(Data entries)
---

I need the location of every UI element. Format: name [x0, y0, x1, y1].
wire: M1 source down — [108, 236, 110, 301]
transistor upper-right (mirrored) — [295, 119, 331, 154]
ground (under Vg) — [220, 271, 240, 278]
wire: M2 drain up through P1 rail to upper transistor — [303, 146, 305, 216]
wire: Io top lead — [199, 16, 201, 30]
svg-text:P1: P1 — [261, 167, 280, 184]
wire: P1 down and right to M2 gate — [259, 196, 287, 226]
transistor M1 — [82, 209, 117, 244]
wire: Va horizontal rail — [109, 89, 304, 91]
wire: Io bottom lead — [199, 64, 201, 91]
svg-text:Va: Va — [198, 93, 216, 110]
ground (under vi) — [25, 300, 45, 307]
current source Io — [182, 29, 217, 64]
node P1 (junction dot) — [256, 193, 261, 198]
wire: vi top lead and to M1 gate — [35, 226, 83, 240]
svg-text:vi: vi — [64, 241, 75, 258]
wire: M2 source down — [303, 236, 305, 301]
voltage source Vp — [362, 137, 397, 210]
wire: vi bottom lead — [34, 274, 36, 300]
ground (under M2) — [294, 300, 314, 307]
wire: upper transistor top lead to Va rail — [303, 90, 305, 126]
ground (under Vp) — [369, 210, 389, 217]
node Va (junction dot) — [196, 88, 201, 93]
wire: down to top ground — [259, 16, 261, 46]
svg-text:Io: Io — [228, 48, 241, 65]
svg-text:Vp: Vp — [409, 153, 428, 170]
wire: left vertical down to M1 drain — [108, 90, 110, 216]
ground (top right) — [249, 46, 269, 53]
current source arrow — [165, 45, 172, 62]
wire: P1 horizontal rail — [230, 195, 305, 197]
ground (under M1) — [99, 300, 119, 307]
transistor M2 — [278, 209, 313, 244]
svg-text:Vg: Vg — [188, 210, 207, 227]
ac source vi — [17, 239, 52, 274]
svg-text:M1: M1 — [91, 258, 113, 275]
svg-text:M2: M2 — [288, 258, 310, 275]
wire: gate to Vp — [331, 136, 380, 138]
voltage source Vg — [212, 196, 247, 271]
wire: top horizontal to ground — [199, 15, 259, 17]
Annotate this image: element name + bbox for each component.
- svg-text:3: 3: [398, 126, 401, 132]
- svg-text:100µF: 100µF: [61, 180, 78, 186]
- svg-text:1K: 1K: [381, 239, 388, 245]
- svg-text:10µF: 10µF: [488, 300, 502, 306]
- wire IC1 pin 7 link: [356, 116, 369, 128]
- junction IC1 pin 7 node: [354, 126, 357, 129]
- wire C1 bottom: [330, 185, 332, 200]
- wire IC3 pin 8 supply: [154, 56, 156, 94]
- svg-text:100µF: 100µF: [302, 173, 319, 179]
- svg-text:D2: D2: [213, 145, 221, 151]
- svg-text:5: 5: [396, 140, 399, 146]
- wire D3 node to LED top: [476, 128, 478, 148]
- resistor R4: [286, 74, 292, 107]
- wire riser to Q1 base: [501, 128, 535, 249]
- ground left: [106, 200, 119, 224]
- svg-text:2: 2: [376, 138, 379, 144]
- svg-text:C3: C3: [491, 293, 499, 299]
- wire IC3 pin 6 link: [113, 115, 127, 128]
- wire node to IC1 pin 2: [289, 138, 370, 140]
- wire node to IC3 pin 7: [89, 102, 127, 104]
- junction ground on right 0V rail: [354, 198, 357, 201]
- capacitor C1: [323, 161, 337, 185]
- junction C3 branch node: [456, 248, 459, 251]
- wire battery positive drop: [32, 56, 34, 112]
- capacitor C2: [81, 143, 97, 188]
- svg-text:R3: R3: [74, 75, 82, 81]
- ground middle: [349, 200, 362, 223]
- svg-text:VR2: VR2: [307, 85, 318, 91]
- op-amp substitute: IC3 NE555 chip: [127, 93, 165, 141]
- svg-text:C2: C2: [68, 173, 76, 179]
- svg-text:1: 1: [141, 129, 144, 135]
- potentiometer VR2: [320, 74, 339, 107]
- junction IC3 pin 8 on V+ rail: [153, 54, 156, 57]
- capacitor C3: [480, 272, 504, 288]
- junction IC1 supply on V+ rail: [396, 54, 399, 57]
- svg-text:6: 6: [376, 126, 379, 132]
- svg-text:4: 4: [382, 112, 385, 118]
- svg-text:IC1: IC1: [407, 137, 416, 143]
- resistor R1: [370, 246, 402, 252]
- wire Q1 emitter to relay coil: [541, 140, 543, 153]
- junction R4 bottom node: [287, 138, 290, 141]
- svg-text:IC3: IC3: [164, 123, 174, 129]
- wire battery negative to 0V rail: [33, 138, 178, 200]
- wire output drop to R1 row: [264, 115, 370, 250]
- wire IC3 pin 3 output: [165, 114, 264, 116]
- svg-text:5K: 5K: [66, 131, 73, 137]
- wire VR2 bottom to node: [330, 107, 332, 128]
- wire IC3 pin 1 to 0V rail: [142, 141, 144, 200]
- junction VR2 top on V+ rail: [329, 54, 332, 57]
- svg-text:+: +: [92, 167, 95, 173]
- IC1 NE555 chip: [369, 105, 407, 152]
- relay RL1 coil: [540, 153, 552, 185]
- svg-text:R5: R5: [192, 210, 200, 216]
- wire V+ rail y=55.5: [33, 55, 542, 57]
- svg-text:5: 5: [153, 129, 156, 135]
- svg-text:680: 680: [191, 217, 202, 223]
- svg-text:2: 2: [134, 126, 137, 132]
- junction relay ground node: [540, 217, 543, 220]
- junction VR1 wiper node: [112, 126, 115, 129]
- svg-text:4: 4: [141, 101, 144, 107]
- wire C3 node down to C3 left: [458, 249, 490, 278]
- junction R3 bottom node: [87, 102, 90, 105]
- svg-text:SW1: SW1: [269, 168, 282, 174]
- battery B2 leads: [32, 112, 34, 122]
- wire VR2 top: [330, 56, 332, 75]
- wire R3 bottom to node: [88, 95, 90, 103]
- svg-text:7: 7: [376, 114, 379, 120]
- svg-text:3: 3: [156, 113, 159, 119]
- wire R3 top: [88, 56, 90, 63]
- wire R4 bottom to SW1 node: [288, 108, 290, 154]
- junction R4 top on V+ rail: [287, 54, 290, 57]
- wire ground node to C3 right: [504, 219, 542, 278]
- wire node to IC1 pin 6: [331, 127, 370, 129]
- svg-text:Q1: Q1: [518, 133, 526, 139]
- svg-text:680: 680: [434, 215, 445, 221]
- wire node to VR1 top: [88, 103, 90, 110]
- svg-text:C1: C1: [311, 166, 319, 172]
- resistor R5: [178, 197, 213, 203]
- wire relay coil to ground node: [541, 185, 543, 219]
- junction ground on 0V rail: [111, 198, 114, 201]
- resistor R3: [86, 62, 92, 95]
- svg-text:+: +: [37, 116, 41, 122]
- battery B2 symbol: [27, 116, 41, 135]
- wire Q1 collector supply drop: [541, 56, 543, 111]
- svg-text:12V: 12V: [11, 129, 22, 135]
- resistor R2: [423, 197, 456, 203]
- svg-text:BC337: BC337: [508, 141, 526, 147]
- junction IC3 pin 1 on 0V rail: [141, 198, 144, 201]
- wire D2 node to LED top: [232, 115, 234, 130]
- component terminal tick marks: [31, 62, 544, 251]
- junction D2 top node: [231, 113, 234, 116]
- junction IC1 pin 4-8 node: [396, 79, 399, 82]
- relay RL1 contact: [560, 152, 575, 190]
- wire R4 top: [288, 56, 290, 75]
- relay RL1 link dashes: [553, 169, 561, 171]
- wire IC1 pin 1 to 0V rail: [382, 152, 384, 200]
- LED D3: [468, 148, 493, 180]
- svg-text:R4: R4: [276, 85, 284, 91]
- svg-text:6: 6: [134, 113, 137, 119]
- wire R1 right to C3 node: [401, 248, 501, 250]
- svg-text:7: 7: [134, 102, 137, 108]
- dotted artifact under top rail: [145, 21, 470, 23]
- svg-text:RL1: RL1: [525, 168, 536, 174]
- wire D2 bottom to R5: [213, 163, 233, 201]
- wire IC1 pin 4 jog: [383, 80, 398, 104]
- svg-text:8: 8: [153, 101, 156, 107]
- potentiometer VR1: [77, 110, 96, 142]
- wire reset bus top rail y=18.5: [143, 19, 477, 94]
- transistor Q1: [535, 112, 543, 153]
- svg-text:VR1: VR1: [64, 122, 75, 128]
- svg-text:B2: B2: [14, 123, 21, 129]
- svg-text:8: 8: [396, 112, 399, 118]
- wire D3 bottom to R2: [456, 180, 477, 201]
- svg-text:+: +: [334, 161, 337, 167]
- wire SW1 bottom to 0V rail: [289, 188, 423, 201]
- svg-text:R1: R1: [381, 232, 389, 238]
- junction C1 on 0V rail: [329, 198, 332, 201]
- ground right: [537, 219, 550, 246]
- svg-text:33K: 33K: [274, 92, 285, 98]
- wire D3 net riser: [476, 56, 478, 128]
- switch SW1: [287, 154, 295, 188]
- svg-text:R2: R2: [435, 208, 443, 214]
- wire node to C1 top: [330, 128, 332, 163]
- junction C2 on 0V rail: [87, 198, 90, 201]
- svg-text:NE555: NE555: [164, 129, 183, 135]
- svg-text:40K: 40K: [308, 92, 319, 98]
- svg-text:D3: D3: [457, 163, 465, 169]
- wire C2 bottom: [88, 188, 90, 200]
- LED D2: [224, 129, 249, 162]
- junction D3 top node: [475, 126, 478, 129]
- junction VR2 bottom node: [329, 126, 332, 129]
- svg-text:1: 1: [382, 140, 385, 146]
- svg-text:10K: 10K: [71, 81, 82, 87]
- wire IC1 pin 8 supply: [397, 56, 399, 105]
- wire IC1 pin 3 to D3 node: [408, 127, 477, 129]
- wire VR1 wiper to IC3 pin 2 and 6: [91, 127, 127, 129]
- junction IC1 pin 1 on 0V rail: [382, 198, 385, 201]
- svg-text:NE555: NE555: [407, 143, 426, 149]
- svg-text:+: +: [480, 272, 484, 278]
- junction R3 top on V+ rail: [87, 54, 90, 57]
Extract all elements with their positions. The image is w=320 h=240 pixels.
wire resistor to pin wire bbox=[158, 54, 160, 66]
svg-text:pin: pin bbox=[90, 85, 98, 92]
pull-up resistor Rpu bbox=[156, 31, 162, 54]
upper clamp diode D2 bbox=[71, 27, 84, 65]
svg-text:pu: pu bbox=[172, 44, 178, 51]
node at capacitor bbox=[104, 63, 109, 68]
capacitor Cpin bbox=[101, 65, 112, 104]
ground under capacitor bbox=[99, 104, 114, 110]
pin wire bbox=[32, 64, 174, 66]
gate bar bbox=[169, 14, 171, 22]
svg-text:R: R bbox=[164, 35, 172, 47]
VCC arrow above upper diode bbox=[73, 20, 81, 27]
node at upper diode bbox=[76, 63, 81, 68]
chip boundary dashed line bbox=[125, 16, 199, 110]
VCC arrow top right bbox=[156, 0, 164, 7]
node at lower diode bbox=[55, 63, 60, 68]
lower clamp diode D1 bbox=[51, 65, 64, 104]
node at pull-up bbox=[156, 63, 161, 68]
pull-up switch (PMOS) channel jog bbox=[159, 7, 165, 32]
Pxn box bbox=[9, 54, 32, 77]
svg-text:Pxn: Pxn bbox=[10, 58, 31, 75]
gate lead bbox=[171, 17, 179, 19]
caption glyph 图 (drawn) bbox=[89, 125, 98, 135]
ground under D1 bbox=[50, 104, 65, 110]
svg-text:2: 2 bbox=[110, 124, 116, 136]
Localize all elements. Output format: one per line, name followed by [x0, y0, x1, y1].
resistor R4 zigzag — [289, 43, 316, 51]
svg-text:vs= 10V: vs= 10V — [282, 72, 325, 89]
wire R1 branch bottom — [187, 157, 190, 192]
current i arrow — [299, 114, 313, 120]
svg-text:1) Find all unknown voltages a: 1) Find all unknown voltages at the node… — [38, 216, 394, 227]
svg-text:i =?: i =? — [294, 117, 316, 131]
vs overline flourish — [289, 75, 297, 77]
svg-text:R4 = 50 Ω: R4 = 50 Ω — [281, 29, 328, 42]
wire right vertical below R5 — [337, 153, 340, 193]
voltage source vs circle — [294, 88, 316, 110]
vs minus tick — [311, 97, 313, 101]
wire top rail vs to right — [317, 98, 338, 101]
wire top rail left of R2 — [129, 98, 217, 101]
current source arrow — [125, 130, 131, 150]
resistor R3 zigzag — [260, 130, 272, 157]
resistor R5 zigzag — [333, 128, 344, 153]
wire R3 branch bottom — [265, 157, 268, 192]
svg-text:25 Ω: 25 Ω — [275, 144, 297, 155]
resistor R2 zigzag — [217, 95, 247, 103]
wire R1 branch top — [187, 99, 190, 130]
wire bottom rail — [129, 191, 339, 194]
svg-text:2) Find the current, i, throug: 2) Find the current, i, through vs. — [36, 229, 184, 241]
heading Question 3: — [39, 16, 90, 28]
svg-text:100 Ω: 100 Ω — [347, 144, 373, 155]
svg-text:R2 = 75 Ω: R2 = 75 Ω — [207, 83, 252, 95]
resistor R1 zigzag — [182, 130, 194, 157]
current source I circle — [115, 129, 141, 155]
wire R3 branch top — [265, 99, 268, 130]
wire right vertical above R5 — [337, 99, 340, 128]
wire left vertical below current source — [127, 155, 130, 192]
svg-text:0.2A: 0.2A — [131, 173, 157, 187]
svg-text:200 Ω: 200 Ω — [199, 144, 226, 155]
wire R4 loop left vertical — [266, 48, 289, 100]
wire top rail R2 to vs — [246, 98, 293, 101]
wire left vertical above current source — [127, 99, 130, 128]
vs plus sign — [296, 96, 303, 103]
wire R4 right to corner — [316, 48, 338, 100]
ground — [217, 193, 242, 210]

---

> What you need to do
Please swap "junction dot" for "connection dot" in the stretch from the start of the records through the line containing "transistor M2 — [278, 209, 313, 244]", and leave everything else in those lines unchanged.

> Response below
I need the location of every UI element. Format: name [x0, y0, x1, y1].
wire: M1 source down — [108, 236, 110, 301]
transistor upper-right (mirrored) — [295, 119, 331, 154]
ground (under Vg) — [220, 271, 240, 278]
wire: M2 drain up through P1 rail to upper transistor — [303, 146, 305, 216]
wire: Io top lead — [199, 16, 201, 30]
svg-text:P1: P1 — [261, 167, 280, 184]
wire: P1 down and right to M2 gate — [259, 196, 287, 226]
transistor M1 — [82, 209, 117, 244]
wire: Va horizontal rail — [109, 89, 304, 91]
wire: Io bottom lead — [199, 64, 201, 91]
svg-text:Va: Va — [198, 93, 216, 110]
ground (under vi) — [25, 300, 45, 307]
current source Io — [182, 29, 217, 64]
node P1 (connection dot) — [256, 193, 261, 198]
wire: vi top lead and to M1 gate — [35, 226, 83, 240]
svg-text:vi: vi — [64, 241, 75, 258]
wire: M2 source down — [303, 236, 305, 301]
voltage source Vp — [362, 137, 397, 210]
wire: vi bottom lead — [34, 274, 36, 300]
ground (under M2) — [294, 300, 314, 307]
wire: upper transistor top lead to Va rail — [303, 90, 305, 126]
ground (under Vp) — [369, 210, 389, 217]
node Va (connection dot) — [196, 88, 201, 93]
wire: down to top ground — [259, 16, 261, 46]
svg-text:Io: Io — [228, 48, 241, 65]
svg-text:Vp: Vp — [409, 153, 428, 170]
wire: left vertical down to M1 drain — [108, 90, 110, 216]
ground (top right) — [249, 46, 269, 53]
current source arrow — [165, 45, 172, 62]
wire: P1 horizontal rail — [230, 195, 305, 197]
ground (under M1) — [99, 300, 119, 307]
transistor M2 — [278, 209, 313, 244]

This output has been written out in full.